■ **VORLIEGENDER TEXT**:
____________

Die aktuelle Stadtregierung hat im Koalitionsprogramm eine „autofreie Innenstadt“ festgeschrieben, was im Wesentlichen auf ein elektronisch überwachtes Einfahrverbot für alle, die nicht im 1. Bezirk wohnen, hinausläuft. Für Bezirks-Fremde ist nur die Zufahrt zu Tiefgaragen erlaubt. Wie stehen Sie zu dieser Form von „autofreier Innenstadt“?
Also, grundsätzlich ist das ein Projekt, das ich befürworte. Aber wir brauchen dafür die rechtlichen und organisatorischen Rahmenbedingungen. Ich glaube, dass es vor allem dann eine gute Sache ist, wenn es mit dem Garagenleitsystem zusammenpasst. Also einem System, das bereits bei der Zufahrt in Richtung Innere Stadt die Möglichkeiten der Garagenplätze zeigt. Auch im internationalen Vergleich wäre das ein durchaus vernünftiger Weg.

____________

Welche Zufahrt bleibt laut dem Interview zur autofreien Innenstadt für Personen erlaubt, die nicht im 1. Bezirk wohnen? Die Zeilen haben hiermit nichts zu tun.

■ **Zeilen des Datensatzes**:

____________

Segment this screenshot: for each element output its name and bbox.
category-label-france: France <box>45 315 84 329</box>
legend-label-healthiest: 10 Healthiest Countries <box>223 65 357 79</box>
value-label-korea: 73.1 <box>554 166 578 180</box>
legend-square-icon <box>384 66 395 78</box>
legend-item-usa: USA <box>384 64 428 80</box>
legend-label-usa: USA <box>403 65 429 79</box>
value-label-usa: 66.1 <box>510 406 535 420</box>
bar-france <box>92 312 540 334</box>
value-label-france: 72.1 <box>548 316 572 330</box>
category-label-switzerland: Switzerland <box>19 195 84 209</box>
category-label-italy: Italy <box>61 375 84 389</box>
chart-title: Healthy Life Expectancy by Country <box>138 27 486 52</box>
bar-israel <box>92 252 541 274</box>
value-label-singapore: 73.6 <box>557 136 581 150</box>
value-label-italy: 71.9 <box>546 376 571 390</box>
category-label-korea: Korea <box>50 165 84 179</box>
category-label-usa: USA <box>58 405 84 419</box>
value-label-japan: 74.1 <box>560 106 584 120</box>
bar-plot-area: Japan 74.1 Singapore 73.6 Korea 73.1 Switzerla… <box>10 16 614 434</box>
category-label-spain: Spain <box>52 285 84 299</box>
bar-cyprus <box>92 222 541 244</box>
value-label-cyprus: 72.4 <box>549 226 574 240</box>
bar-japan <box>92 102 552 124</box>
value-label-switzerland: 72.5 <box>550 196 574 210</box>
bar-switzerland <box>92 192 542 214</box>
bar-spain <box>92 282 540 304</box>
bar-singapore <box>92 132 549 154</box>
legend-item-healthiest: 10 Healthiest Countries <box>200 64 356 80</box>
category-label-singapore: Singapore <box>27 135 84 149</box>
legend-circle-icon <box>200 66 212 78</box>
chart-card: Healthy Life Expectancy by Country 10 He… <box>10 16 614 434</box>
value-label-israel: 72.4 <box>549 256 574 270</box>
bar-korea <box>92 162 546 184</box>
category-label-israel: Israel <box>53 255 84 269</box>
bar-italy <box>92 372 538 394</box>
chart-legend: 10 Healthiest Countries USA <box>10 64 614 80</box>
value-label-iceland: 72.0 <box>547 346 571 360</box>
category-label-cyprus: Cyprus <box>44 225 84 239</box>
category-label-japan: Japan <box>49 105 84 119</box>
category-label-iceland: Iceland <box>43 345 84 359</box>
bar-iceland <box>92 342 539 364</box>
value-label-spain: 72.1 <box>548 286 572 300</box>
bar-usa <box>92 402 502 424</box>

____________

■ **DAS ERGEBNIS**:
Nur die Zufahrt zu Tiefgaragen.